_Element placement data:_
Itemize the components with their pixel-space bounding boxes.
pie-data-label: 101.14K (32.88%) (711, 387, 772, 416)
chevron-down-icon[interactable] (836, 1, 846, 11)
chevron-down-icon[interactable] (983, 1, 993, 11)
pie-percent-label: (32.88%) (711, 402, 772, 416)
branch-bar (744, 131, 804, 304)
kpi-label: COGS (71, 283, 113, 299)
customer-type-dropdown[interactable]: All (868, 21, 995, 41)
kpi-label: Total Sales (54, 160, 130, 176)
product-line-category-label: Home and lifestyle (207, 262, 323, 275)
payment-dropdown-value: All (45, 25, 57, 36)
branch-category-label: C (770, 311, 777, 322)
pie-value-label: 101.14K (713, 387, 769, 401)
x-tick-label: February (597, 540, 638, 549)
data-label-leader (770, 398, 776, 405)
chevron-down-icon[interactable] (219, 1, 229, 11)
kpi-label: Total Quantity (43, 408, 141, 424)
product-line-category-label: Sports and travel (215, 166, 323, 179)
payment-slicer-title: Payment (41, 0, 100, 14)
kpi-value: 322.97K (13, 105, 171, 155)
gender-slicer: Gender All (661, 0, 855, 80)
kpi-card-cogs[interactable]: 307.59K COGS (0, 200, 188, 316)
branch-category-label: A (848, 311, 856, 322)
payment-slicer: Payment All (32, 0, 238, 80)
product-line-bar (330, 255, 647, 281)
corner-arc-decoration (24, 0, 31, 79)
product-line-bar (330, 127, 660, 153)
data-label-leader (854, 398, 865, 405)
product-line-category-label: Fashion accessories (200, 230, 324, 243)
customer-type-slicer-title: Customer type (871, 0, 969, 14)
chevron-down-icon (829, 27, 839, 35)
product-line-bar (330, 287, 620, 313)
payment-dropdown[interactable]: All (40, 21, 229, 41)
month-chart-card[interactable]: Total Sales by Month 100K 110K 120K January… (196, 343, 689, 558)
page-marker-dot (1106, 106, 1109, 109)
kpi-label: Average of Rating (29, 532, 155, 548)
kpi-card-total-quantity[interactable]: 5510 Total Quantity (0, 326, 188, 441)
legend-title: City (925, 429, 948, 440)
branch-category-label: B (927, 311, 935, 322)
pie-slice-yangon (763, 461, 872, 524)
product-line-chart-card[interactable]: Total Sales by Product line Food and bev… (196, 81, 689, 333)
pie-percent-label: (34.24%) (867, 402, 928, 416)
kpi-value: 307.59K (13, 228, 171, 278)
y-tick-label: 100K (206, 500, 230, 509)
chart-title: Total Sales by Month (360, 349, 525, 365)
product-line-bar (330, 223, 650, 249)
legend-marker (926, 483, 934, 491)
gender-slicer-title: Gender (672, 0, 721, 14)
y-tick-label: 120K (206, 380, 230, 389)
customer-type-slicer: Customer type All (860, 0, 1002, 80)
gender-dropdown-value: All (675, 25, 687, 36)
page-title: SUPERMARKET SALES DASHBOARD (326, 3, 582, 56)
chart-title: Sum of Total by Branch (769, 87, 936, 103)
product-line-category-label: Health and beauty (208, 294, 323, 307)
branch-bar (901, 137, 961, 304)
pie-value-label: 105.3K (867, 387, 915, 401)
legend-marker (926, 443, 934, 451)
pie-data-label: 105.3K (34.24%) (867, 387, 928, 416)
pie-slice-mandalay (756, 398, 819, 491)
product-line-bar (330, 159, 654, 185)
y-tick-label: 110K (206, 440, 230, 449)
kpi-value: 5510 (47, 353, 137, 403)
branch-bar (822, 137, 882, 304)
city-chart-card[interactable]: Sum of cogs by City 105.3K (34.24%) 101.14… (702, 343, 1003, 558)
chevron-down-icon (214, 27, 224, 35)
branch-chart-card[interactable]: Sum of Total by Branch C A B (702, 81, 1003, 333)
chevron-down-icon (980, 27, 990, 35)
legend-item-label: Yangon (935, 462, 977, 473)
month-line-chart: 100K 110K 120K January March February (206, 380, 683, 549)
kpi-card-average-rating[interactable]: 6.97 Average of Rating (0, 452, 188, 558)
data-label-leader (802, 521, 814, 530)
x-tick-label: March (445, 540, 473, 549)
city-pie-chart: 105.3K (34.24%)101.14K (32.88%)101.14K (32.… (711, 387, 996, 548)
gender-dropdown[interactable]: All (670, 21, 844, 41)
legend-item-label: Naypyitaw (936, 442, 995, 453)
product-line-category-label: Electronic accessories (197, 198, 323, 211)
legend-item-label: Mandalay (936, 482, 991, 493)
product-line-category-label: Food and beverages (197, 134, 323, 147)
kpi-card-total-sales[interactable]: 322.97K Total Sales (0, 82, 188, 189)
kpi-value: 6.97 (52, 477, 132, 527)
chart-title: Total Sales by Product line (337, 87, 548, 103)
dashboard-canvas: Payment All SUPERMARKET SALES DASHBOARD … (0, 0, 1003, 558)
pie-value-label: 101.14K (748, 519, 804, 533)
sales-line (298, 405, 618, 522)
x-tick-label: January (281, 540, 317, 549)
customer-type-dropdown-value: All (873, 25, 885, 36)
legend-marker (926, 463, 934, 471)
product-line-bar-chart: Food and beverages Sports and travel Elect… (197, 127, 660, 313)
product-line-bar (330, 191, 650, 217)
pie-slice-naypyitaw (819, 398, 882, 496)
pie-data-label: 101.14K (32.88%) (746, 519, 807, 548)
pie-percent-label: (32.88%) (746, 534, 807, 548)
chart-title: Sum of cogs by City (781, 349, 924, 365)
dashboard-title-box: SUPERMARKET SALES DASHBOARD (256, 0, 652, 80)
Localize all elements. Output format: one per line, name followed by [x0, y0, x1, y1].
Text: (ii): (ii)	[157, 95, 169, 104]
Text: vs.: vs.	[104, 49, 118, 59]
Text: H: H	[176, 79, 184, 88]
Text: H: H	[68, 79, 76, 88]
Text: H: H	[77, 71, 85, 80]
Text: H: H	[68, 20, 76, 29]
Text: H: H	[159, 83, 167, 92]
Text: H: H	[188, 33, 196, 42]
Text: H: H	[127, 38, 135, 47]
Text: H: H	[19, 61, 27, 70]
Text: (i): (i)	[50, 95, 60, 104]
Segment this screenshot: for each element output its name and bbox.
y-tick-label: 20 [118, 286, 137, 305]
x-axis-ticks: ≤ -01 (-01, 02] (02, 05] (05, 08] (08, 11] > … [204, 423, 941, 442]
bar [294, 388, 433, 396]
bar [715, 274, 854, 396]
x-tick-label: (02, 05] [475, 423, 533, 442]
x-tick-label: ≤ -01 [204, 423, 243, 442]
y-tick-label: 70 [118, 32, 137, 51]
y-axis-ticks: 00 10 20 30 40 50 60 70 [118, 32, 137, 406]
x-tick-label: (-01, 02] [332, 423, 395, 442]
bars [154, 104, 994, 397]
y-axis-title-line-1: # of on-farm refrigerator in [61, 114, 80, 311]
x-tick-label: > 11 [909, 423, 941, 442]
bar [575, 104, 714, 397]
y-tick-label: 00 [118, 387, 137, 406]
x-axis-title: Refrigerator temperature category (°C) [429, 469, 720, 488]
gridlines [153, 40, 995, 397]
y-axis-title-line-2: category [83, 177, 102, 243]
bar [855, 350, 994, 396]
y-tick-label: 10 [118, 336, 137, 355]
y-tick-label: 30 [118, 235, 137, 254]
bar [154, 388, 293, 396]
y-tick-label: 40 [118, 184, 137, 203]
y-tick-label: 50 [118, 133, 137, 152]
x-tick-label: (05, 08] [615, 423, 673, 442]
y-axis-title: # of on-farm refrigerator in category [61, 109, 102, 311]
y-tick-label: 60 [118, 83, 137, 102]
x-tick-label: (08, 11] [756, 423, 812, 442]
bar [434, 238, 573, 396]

_Directive:_
Rewrite the listing above, changing every "kpi-label" to "kpi-caption" and leaving all other text as it is.

_Output below:_
Itemize the components with their pixel-space bounding boxes.
pie-data-label: 101.14K (32.88%) (711, 387, 772, 416)
chevron-down-icon[interactable] (836, 1, 846, 11)
chevron-down-icon[interactable] (983, 1, 993, 11)
pie-percent-label: (32.88%) (711, 402, 772, 416)
branch-bar (744, 131, 804, 304)
kpi-caption: COGS (71, 283, 113, 299)
customer-type-dropdown[interactable]: All (868, 21, 995, 41)
kpi-caption: Total Sales (54, 160, 130, 176)
product-line-category-label: Home and lifestyle (207, 262, 323, 275)
payment-dropdown-value: All (45, 25, 57, 36)
branch-category-label: C (770, 311, 777, 322)
pie-value-label: 101.14K (713, 387, 769, 401)
x-tick-label: February (597, 540, 638, 549)
data-label-leader (770, 398, 776, 405)
chevron-down-icon[interactable] (219, 1, 229, 11)
kpi-caption: Total Quantity (43, 408, 141, 424)
product-line-category-label: Sports and travel (215, 166, 323, 179)
payment-slicer-title: Payment (41, 0, 100, 14)
kpi-value: 322.97K (13, 105, 171, 155)
gender-slicer: Gender All (661, 0, 855, 80)
kpi-card-cogs[interactable]: 307.59K COGS (0, 200, 188, 316)
branch-category-label: A (848, 311, 856, 322)
payment-slicer: Payment All (32, 0, 238, 80)
product-line-bar (330, 255, 647, 281)
corner-arc-decoration (24, 0, 31, 79)
product-line-bar (330, 127, 660, 153)
data-label-leader (854, 398, 865, 405)
product-line-category-label: Fashion accessories (200, 230, 324, 243)
customer-type-slicer-title: Customer type (871, 0, 969, 14)
chevron-down-icon (829, 27, 839, 35)
product-line-bar (330, 287, 620, 313)
payment-dropdown[interactable]: All (40, 21, 229, 41)
month-chart-card[interactable]: Total Sales by Month 100K 110K 120K January… (196, 343, 689, 558)
page-marker-dot (1106, 106, 1109, 109)
kpi-caption: Average of Rating (29, 532, 155, 548)
kpi-card-total-quantity[interactable]: 5510 Total Quantity (0, 326, 188, 441)
legend-title: City (925, 429, 948, 440)
branch-category-label: B (927, 311, 935, 322)
pie-slice-yangon (763, 461, 872, 524)
product-line-chart-card[interactable]: Total Sales by Product line Food and bev… (196, 81, 689, 333)
pie-percent-label: (34.24%) (867, 402, 928, 416)
kpi-value: 307.59K (13, 228, 171, 278)
y-tick-label: 100K (206, 500, 230, 509)
chart-title: Total Sales by Month (360, 349, 525, 365)
product-line-bar (330, 223, 650, 249)
legend-marker (926, 483, 934, 491)
gender-slicer-title: Gender (672, 0, 721, 14)
y-tick-label: 120K (206, 380, 230, 389)
customer-type-slicer: Customer type All (860, 0, 1002, 80)
gender-dropdown-value: All (675, 25, 687, 36)
page-title: SUPERMARKET SALES DASHBOARD (326, 3, 582, 56)
chart-title: Sum of Total by Branch (769, 87, 936, 103)
product-line-category-label: Health and beauty (208, 294, 323, 307)
branch-bar (901, 137, 961, 304)
pie-value-label: 105.3K (867, 387, 915, 401)
legend-marker (926, 443, 934, 451)
pie-data-label: 105.3K (34.24%) (867, 387, 928, 416)
pie-slice-mandalay (756, 398, 819, 491)
product-line-bar (330, 159, 654, 185)
y-tick-label: 110K (206, 440, 230, 449)
kpi-value: 5510 (47, 353, 137, 403)
branch-bar (822, 137, 882, 304)
city-chart-card[interactable]: Sum of cogs by City 105.3K (34.24%) 101.14… (702, 343, 1003, 558)
chevron-down-icon (214, 27, 224, 35)
branch-chart-card[interactable]: Sum of Total by Branch C A B (702, 81, 1003, 333)
chevron-down-icon (980, 27, 990, 35)
legend-item-label: Yangon (935, 462, 977, 473)
month-line-chart: 100K 110K 120K January March February (206, 380, 683, 549)
kpi-card-average-rating[interactable]: 6.97 Average of Rating (0, 452, 188, 558)
data-label-leader (802, 521, 814, 530)
x-tick-label: March (445, 540, 473, 549)
city-pie-chart: 105.3K (34.24%)101.14K (32.88%)101.14K (32.… (711, 387, 996, 548)
gender-dropdown[interactable]: All (670, 21, 844, 41)
legend-item-label: Naypyitaw (936, 442, 995, 453)
product-line-category-label: Electronic accessories (197, 198, 323, 211)
legend-item-label: Mandalay (936, 482, 991, 493)
product-line-category-label: Food and beverages (197, 134, 323, 147)
kpi-card-total-sales[interactable]: 322.97K Total Sales (0, 82, 188, 189)
kpi-value: 6.97 (52, 477, 132, 527)
chart-title: Total Sales by Product line (337, 87, 548, 103)
dashboard-canvas: Payment All SUPERMARKET SALES DASHBOARD … (0, 0, 1003, 558)
pie-value-label: 101.14K (748, 519, 804, 533)
sales-line (298, 405, 618, 522)
x-tick-label: January (281, 540, 317, 549)
customer-type-dropdown-value: All (873, 25, 885, 36)
legend-marker (926, 463, 934, 471)
product-line-bar-chart: Food and beverages Sports and travel Elect… (197, 127, 660, 313)
product-line-bar (330, 191, 650, 217)
pie-slice-naypyitaw (819, 398, 882, 496)
pie-data-label: 101.14K (32.88%) (746, 519, 807, 548)
pie-percent-label: (32.88%) (746, 534, 807, 548)
chart-title: Sum of cogs by City (781, 349, 924, 365)
dashboard-title-box: SUPERMARKET SALES DASHBOARD (256, 0, 652, 80)
Localize all elements. Output format: one per line, name followed by [x0, y0, x1, y1].
Text: (ii): (ii)	[157, 95, 169, 104]
Text: vs.: vs.	[104, 49, 118, 59]
Text: H: H	[176, 79, 184, 88]
Text: H: H	[68, 79, 76, 88]
Text: H: H	[77, 71, 85, 80]
Text: H: H	[68, 20, 76, 29]
Text: H: H	[159, 83, 167, 92]
Text: H: H	[188, 33, 196, 42]
Text: H: H	[127, 38, 135, 47]
Text: H: H	[19, 61, 27, 70]
Text: (i): (i)	[50, 95, 60, 104]
Segment this screenshot: for each element output its name and bbox.
y-tick-label: 20 [118, 286, 137, 305]
x-axis-ticks: ≤ -01 (-01, 02] (02, 05] (05, 08] (08, 11] > … [204, 423, 941, 442]
bar [294, 388, 433, 396]
bar [715, 274, 854, 396]
x-tick-label: (02, 05] [475, 423, 533, 442]
x-tick-label: ≤ -01 [204, 423, 243, 442]
y-tick-label: 70 [118, 32, 137, 51]
y-axis-ticks: 00 10 20 30 40 50 60 70 [118, 32, 137, 406]
x-tick-label: (-01, 02] [332, 423, 395, 442]
bars [154, 104, 994, 397]
y-axis-title-line-1: # of on-farm refrigerator in [61, 114, 80, 311]
x-tick-label: > 11 [909, 423, 941, 442]
bar [575, 104, 714, 397]
y-tick-label: 00 [118, 387, 137, 406]
x-axis-title: Refrigerator temperature category (°C) [429, 469, 720, 488]
gridlines [153, 40, 995, 397]
y-axis-title-line-2: category [83, 177, 102, 243]
bar [855, 350, 994, 396]
y-tick-label: 10 [118, 336, 137, 355]
y-tick-label: 30 [118, 235, 137, 254]
bar [154, 388, 293, 396]
y-tick-label: 40 [118, 184, 137, 203]
y-tick-label: 50 [118, 133, 137, 152]
x-tick-label: (05, 08] [615, 423, 673, 442]
y-axis-title: # of on-farm refrigerator in category [61, 109, 102, 311]
y-tick-label: 60 [118, 83, 137, 102]
x-tick-label: (08, 11] [756, 423, 812, 442]
bar [434, 238, 573, 396]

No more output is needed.